Output the material below unchanged, apart from leaving out the pictures.
--------------------------------
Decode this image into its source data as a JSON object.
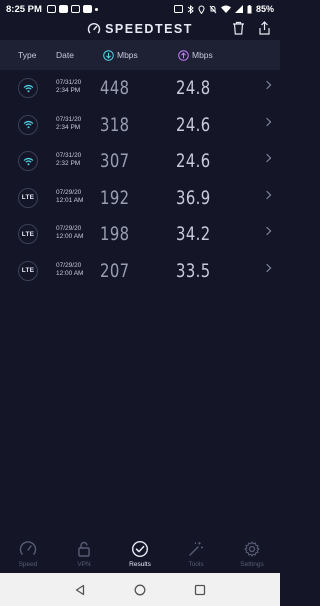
{
  "status_bar": {
    "time": "8:25 PM",
    "battery": "85%"
  },
  "app": {
    "title": "SPEEDTEST"
  },
  "columns": {
    "type": "Type",
    "date": "Date",
    "download_unit": "Mbps",
    "upload_unit": "Mbps"
  },
  "results": [
    {
      "type": "wifi",
      "date": "07/31/20",
      "time": "2:34 PM",
      "download": "448",
      "upload": "24.8"
    },
    {
      "type": "wifi",
      "date": "07/31/20",
      "time": "2:34 PM",
      "download": "318",
      "upload": "24.6"
    },
    {
      "type": "wifi",
      "date": "07/31/20",
      "time": "2:32 PM",
      "download": "307",
      "upload": "24.6"
    },
    {
      "type": "lte",
      "type_label": "LTE",
      "date": "07/29/20",
      "time": "12:01 AM",
      "download": "192",
      "upload": "36.9"
    },
    {
      "type": "lte",
      "type_label": "LTE",
      "date": "07/29/20",
      "time": "12:00 AM",
      "download": "198",
      "upload": "34.2"
    },
    {
      "type": "lte",
      "type_label": "LTE",
      "date": "07/29/20",
      "time": "12:00 AM",
      "download": "207",
      "upload": "33.5"
    }
  ],
  "nav": [
    {
      "label": "Speed",
      "icon": "gauge-icon"
    },
    {
      "label": "VPN",
      "icon": "lock-icon"
    },
    {
      "label": "Results",
      "icon": "check-circle-icon",
      "active": true
    },
    {
      "label": "Tools",
      "icon": "wand-icon"
    },
    {
      "label": "Settings",
      "icon": "gear-icon"
    }
  ],
  "colors": {
    "background": "#141527",
    "header": "#1e2033",
    "download_accent": "#4fd6e6",
    "upload_accent": "#c77dff",
    "active_nav": "#e8e9f3",
    "inactive_nav": "#585c74"
  }
}
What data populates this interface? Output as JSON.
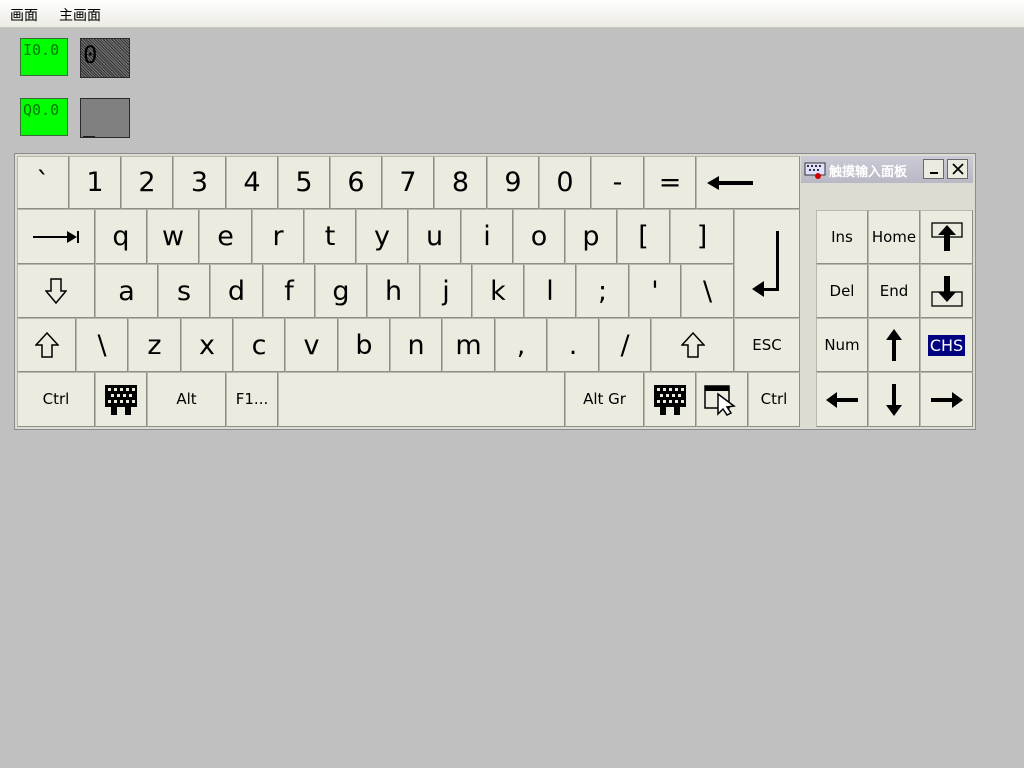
{
  "menubar": {
    "items": [
      "画面",
      "主画面"
    ]
  },
  "io": {
    "input_tag": "I0.0",
    "input_value": "0",
    "output_tag": "Q0.0",
    "output_value": "_"
  },
  "keyboard": {
    "row1": [
      "`",
      "1",
      "2",
      "3",
      "4",
      "5",
      "6",
      "7",
      "8",
      "9",
      "0",
      "-",
      "="
    ],
    "row2": [
      "q",
      "w",
      "e",
      "r",
      "t",
      "y",
      "u",
      "i",
      "o",
      "p",
      "[",
      "]"
    ],
    "row3": [
      "a",
      "s",
      "d",
      "f",
      "g",
      "h",
      "j",
      "k",
      "l",
      ";",
      "'",
      "\\"
    ],
    "row4": [
      "\\",
      "z",
      "x",
      "c",
      "v",
      "b",
      "n",
      "m",
      ",",
      ".",
      "/"
    ],
    "esc": "ESC",
    "ctrl_left": "Ctrl",
    "alt": "Alt",
    "f1": "F1...",
    "alt_gr": "Alt Gr",
    "ctrl_right": "Ctrl"
  },
  "side_panel": {
    "title": "触摸输入面板",
    "ins": "Ins",
    "home": "Home",
    "del": "Del",
    "end": "End",
    "num": "Num",
    "chs": "CHS"
  },
  "icons": {
    "backspace": "backspace-arrow-icon",
    "tab": "tab-arrow-icon",
    "caps": "caps-lock-icon",
    "shift": "shift-icon",
    "enter": "enter-icon",
    "ime": "ime-grid-icon",
    "pointer": "pointer-icon",
    "page_up": "page-up-icon",
    "page_down": "page-down-icon",
    "arrows": [
      "arrow-up-icon",
      "arrow-left-icon",
      "arrow-down-icon",
      "arrow-right-icon"
    ]
  },
  "colors": {
    "io_green": "#00ff00",
    "highlight": "#000080",
    "key_face": "#ecebdf"
  }
}
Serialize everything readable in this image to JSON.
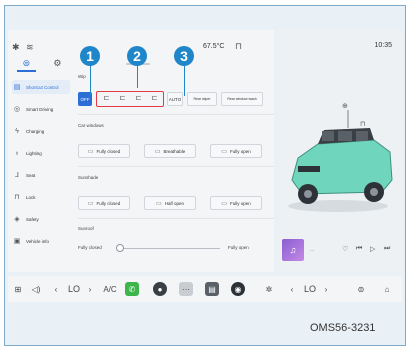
{
  "status": {
    "temperature": "67.5°C",
    "time": "10:35"
  },
  "sidebar": {
    "items": [
      {
        "label": "Shortcut Control",
        "icon": "shortcut-icon"
      },
      {
        "label": "Smart Driving",
        "icon": "steering-icon"
      },
      {
        "label": "Charging",
        "icon": "charging-icon"
      },
      {
        "label": "Lighting",
        "icon": "lightbulb-icon"
      },
      {
        "label": "Seat",
        "icon": "seat-icon"
      },
      {
        "label": "Lock",
        "icon": "lock-icon"
      },
      {
        "label": "Safety",
        "icon": "shield-icon"
      },
      {
        "label": "Vehicle info",
        "icon": "info-icon"
      }
    ]
  },
  "wiper": {
    "label": "Wip",
    "off": "OFF",
    "auto": "AUTO",
    "rear_wiper": "Rear wiper",
    "rear_window_wash": "Rear window wash"
  },
  "car_windows": {
    "label": "Car windows",
    "fully_closed": "Fully closed",
    "breathable": "Breathable",
    "fully_open": "Fully open"
  },
  "sunshade": {
    "label": "Sunshade",
    "fully_closed": "Fully closed",
    "half_open": "Half open",
    "fully_open": "Fully open"
  },
  "sunroof": {
    "label": "Sunroof",
    "min_label": "Fully closed",
    "max_label": "Fully open",
    "level": 0
  },
  "callouts": [
    "1",
    "2",
    "3"
  ],
  "dock": {
    "left_temp": "LO",
    "ac": "A/C",
    "right_temp": "LO"
  },
  "media": {
    "dots": "..."
  },
  "figure_code": "OMS56-3231",
  "colors": {
    "accent": "#2b6fd6",
    "callout": "#1f86c9",
    "highlight": "#e63946",
    "car": "#6fd6bd"
  }
}
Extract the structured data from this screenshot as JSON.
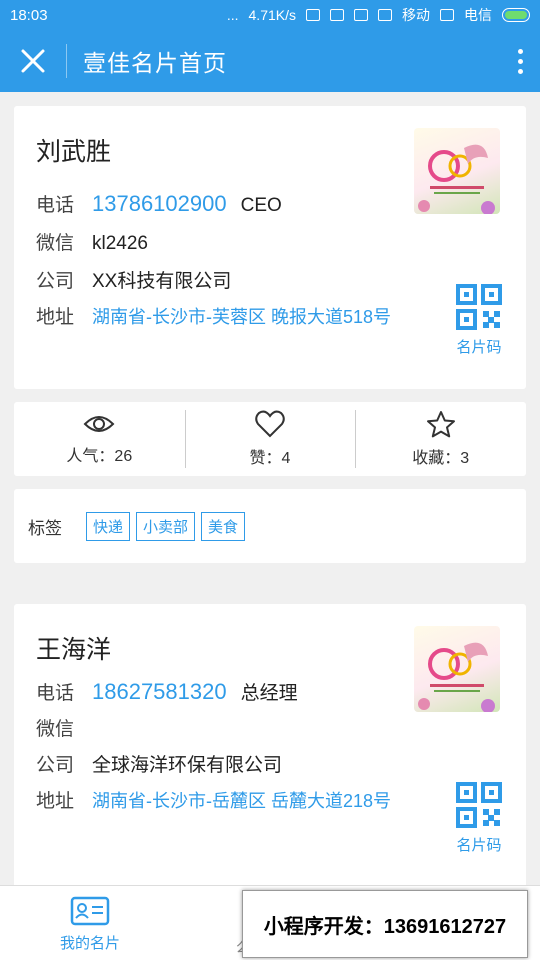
--------------------------------
# TASK RESPONSE:
Decode this image into its source data as a JSON object.
{
  "status_bar": {
    "time": "8:25 PM",
    "battery": "85%"
  },
  "app": {
    "title": "SPEEDTEST"
  },
  "columns": {
    "type": "Type",
    "date": "Date",
    "download_unit": "Mbps",
    "upload_unit": "Mbps"
  },
  "results": [
    {
      "type": "wifi",
      "date": "07/31/20",
      "time": "2:34 PM",
      "download": "448",
      "upload": "24.8"
    },
    {
      "type": "wifi",
      "date": "07/31/20",
      "time": "2:34 PM",
      "download": "318",
      "upload": "24.6"
    },
    {
      "type": "wifi",
      "date": "07/31/20",
      "time": "2:32 PM",
      "download": "307",
      "upload": "24.6"
    },
    {
      "type": "lte",
      "type_label": "LTE",
      "date": "07/29/20",
      "time": "12:01 AM",
      "download": "192",
      "upload": "36.9"
    },
    {
      "type": "lte",
      "type_label": "LTE",
      "date": "07/29/20",
      "time": "12:00 AM",
      "download": "198",
      "upload": "34.2"
    },
    {
      "type": "lte",
      "type_label": "LTE",
      "date": "07/29/20",
      "time": "12:00 AM",
      "download": "207",
      "upload": "33.5"
    }
  ],
  "nav": [
    {
      "label": "Speed",
      "icon": "gauge-icon"
    },
    {
      "label": "VPN",
      "icon": "lock-icon"
    },
    {
      "label": "Results",
      "icon": "check-circle-icon",
      "active": true
    },
    {
      "label": "Tools",
      "icon": "wand-icon"
    },
    {
      "label": "Settings",
      "icon": "gear-icon"
    }
  ],
  "colors": {
    "background": "#141527",
    "header": "#1e2033",
    "download_accent": "#4fd6e6",
    "upload_accent": "#c77dff",
    "active_nav": "#e8e9f3",
    "inactive_nav": "#585c74"
  }
}
What data populates this interface? Output as JSON.
{
  "menubar": {
    "items": [
      "画面",
      "主画面"
    ]
  },
  "io": {
    "input_tag": "I0.0",
    "input_value": "0",
    "output_tag": "Q0.0",
    "output_value": "_"
  },
  "keyboard": {
    "row1": [
      "`",
      "1",
      "2",
      "3",
      "4",
      "5",
      "6",
      "7",
      "8",
      "9",
      "0",
      "-",
      "="
    ],
    "row2": [
      "q",
      "w",
      "e",
      "r",
      "t",
      "y",
      "u",
      "i",
      "o",
      "p",
      "[",
      "]"
    ],
    "row3": [
      "a",
      "s",
      "d",
      "f",
      "g",
      "h",
      "j",
      "k",
      "l",
      ";",
      "'",
      "\\"
    ],
    "row4": [
      "\\",
      "z",
      "x",
      "c",
      "v",
      "b",
      "n",
      "m",
      ",",
      ".",
      "/"
    ],
    "esc": "ESC",
    "ctrl_left": "Ctrl",
    "alt": "Alt",
    "f1": "F1...",
    "alt_gr": "Alt Gr",
    "ctrl_right": "Ctrl"
  },
  "side_panel": {
    "title": "触摸输入面板",
    "ins": "Ins",
    "home": "Home",
    "del": "Del",
    "end": "End",
    "num": "Num",
    "chs": "CHS"
  },
  "icons": {
    "backspace": "backspace-arrow-icon",
    "tab": "tab-arrow-icon",
    "caps": "caps-lock-icon",
    "shift": "shift-icon",
    "enter": "enter-icon",
    "ime": "ime-grid-icon",
    "pointer": "pointer-icon",
    "page_up": "page-up-icon",
    "page_down": "page-down-icon",
    "arrows": [
      "arrow-up-icon",
      "arrow-left-icon",
      "arrow-down-icon",
      "arrow-right-icon"
    ]
  },
  "colors": {
    "io_green": "#00ff00",
    "highlight": "#000080",
    "key_face": "#ecebdf"
  }
}
Serialize everything readable in this image to JSON.
{
  "status": {
    "temperature": "67.5°C",
    "time": "10:35"
  },
  "sidebar": {
    "items": [
      {
        "label": "Shortcut Control",
        "icon": "shortcut-icon"
      },
      {
        "label": "Smart Driving",
        "icon": "steering-icon"
      },
      {
        "label": "Charging",
        "icon": "charging-icon"
      },
      {
        "label": "Lighting",
        "icon": "lightbulb-icon"
      },
      {
        "label": "Seat",
        "icon": "seat-icon"
      },
      {
        "label": "Lock",
        "icon": "lock-icon"
      },
      {
        "label": "Safety",
        "icon": "shield-icon"
      },
      {
        "label": "Vehicle info",
        "icon": "info-icon"
      }
    ]
  },
  "wiper": {
    "label": "Wip",
    "off": "OFF",
    "auto": "AUTO",
    "rear_wiper": "Rear wiper",
    "rear_window_wash": "Rear window wash"
  },
  "car_windows": {
    "label": "Car windows",
    "fully_closed": "Fully closed",
    "breathable": "Breathable",
    "fully_open": "Fully open"
  },
  "sunshade": {
    "label": "Sunshade",
    "fully_closed": "Fully closed",
    "half_open": "Half open",
    "fully_open": "Fully open"
  },
  "sunroof": {
    "label": "Sunroof",
    "min_label": "Fully closed",
    "max_label": "Fully open",
    "level": 0
  },
  "callouts": [
    "1",
    "2",
    "3"
  ],
  "dock": {
    "left_temp": "LO",
    "ac": "A/C",
    "right_temp": "LO"
  },
  "media": {
    "dots": "..."
  },
  "figure_code": "OMS56-3231",
  "colors": {
    "accent": "#2b6fd6",
    "callout": "#1f86c9",
    "highlight": "#e63946",
    "car": "#6fd6bd"
  }
}
Extract the structured data from this screenshot as JSON.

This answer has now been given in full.